**Aim of the task:**
From the records below, take each line where the string "Packaging" shows up and copy it.

________

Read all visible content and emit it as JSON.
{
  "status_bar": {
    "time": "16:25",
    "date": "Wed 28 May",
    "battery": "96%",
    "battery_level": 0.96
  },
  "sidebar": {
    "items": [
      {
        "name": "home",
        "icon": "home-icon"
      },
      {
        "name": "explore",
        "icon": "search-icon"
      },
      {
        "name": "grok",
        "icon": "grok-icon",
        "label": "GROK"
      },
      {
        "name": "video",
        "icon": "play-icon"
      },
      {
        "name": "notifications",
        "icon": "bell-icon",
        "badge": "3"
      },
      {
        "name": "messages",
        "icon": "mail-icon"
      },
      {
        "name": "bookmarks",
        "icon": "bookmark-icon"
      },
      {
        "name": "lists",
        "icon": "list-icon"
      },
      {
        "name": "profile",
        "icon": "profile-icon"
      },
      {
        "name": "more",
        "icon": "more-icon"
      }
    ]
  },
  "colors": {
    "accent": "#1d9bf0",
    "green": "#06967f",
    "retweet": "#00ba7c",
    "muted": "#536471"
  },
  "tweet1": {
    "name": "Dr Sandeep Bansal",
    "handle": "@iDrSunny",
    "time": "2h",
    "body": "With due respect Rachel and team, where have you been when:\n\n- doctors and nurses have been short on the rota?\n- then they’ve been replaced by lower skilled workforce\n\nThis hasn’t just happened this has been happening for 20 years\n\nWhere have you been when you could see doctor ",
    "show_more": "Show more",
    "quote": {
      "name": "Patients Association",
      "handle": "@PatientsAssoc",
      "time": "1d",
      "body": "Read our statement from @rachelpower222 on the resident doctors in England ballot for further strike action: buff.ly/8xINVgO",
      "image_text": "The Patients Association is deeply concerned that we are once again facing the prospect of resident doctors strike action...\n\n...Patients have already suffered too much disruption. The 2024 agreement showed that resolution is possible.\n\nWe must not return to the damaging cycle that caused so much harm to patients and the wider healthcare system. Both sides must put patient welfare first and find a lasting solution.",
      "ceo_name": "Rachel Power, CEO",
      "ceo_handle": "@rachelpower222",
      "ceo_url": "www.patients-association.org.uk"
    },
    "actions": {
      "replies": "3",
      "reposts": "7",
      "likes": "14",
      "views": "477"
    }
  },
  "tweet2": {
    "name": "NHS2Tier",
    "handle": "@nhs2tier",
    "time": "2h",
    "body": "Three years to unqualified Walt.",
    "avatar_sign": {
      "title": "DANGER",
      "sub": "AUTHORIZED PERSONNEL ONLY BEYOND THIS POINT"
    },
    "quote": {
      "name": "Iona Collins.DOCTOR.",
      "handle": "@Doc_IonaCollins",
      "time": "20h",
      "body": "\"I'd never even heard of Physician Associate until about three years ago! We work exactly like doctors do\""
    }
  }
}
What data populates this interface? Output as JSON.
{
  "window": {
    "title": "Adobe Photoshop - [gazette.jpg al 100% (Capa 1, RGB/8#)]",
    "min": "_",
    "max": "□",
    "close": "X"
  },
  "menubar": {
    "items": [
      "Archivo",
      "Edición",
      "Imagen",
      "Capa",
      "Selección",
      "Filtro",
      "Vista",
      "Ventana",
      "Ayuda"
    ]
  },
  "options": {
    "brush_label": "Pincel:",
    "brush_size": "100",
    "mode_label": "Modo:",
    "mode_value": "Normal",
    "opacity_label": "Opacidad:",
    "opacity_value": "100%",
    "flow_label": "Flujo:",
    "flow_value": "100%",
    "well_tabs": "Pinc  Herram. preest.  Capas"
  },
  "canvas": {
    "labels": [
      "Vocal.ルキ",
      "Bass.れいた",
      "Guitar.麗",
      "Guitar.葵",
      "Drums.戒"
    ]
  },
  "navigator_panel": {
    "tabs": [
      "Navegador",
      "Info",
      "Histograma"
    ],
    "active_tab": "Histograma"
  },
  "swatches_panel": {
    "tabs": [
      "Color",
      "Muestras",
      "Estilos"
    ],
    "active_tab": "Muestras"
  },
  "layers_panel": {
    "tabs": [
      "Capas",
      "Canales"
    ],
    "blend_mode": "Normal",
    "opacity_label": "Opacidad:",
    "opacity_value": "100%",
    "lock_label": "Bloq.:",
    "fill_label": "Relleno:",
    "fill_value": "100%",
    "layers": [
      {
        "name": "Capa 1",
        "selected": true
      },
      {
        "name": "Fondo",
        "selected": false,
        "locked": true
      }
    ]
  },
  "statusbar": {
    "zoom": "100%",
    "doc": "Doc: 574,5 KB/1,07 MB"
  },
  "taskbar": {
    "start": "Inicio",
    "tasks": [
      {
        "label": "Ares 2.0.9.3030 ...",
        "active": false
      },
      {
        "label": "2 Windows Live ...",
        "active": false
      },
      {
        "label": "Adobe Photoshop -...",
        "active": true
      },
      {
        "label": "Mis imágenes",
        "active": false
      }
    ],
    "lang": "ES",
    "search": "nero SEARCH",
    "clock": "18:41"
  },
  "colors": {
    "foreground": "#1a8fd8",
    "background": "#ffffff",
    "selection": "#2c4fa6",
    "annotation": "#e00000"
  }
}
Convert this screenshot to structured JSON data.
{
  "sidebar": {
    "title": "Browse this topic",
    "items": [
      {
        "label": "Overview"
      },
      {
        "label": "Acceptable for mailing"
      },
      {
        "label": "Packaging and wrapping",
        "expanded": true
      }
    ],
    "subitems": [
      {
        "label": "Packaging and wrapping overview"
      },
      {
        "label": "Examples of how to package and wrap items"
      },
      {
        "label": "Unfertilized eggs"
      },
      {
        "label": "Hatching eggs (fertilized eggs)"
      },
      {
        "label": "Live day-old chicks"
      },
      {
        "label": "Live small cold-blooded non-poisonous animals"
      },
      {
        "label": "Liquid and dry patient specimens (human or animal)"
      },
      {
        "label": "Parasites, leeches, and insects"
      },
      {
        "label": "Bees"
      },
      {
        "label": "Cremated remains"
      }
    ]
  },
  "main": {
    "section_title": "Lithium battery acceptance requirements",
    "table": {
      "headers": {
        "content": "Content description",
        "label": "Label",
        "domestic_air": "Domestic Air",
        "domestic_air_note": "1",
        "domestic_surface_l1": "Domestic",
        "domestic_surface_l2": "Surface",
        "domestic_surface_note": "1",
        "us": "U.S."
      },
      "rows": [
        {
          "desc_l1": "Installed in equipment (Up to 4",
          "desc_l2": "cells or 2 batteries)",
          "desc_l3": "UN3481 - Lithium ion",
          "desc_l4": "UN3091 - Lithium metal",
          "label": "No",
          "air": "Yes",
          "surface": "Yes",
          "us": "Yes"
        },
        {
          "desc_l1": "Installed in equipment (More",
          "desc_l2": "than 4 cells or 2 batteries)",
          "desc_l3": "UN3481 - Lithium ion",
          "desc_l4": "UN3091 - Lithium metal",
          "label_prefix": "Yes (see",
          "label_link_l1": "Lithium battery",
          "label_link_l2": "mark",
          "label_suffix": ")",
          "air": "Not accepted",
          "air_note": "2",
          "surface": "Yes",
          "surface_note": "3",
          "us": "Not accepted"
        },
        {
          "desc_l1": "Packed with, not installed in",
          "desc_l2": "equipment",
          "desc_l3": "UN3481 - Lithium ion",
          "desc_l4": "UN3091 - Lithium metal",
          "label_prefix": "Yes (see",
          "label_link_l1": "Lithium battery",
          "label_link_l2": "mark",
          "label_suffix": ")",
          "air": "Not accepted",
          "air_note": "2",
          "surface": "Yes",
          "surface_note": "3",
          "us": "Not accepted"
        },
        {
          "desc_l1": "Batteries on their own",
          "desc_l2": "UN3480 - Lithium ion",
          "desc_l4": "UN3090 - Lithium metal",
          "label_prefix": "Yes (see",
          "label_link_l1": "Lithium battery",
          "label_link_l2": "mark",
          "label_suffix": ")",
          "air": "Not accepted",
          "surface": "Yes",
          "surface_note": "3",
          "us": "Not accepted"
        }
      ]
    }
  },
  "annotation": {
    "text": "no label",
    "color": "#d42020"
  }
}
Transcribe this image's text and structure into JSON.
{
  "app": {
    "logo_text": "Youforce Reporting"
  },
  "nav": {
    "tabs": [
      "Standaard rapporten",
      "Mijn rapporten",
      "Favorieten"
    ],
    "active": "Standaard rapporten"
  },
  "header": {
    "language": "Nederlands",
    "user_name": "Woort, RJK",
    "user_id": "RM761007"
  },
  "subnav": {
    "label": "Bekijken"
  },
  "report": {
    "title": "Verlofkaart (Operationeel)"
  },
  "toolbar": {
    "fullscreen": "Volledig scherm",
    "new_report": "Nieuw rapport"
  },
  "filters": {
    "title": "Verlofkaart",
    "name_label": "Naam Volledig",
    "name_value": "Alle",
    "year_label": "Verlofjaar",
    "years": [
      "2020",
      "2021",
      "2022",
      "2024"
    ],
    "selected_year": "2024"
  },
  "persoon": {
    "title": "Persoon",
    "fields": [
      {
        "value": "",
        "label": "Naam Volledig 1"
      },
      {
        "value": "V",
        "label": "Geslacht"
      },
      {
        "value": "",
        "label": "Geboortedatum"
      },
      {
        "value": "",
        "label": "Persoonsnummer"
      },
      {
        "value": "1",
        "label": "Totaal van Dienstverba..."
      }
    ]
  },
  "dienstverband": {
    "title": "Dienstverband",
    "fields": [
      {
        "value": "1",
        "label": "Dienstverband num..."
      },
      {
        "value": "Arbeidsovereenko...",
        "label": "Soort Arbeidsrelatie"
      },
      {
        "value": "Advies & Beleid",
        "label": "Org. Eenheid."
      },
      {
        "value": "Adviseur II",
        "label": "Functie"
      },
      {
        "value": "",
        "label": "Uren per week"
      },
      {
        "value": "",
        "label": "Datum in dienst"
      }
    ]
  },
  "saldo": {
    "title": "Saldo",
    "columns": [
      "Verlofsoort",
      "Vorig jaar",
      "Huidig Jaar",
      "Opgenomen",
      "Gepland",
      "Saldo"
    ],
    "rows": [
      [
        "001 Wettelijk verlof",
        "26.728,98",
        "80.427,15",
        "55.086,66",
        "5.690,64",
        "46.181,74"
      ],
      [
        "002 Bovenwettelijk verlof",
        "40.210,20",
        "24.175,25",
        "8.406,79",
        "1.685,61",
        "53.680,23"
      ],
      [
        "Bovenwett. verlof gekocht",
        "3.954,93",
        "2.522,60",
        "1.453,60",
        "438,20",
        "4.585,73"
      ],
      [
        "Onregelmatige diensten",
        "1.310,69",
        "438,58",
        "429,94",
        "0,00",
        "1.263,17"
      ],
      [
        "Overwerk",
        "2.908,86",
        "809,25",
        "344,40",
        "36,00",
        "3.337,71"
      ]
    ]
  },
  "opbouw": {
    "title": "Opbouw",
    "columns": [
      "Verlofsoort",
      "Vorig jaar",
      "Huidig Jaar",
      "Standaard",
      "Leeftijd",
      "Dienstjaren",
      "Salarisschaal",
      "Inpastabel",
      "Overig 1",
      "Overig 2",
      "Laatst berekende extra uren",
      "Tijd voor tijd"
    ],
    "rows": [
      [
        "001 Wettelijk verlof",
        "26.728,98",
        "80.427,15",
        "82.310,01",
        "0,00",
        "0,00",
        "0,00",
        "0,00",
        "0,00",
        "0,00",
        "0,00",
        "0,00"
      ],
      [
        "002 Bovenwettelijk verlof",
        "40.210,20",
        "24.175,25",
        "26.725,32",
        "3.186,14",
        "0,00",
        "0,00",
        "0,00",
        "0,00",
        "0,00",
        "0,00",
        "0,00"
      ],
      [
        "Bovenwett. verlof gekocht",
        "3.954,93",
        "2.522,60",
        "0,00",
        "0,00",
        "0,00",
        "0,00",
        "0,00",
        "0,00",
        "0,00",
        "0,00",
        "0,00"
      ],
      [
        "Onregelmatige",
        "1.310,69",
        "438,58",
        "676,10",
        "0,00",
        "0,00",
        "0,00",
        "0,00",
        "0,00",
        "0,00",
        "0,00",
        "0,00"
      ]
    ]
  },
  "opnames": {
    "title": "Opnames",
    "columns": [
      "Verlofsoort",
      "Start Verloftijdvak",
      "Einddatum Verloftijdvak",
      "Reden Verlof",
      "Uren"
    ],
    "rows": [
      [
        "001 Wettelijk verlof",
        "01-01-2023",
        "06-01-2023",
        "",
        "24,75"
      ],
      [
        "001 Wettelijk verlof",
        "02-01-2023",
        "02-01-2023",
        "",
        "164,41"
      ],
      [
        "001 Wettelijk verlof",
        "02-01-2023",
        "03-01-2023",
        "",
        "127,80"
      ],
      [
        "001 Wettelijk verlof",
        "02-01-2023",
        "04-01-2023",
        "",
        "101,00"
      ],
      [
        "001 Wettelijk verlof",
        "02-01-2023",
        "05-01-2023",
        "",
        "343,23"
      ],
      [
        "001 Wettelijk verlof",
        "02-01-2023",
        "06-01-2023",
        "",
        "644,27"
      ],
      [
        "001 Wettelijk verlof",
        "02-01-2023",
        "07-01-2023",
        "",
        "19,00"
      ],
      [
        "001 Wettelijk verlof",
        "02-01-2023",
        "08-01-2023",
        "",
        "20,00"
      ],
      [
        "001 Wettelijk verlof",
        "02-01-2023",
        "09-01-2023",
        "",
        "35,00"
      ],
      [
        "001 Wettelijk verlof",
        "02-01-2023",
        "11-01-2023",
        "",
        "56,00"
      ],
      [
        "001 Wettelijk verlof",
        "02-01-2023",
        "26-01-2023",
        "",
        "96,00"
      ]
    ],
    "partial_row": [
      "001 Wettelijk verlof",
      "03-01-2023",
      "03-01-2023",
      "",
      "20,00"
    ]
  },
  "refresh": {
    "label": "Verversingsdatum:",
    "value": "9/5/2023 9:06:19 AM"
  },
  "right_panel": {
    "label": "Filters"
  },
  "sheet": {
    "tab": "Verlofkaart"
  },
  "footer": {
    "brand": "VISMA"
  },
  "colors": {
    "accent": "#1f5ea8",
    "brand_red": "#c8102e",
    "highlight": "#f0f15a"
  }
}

________

**Exercise solution:**
        "label": "Packaging and wrapping",
        "label": "Packaging and wrapping overview"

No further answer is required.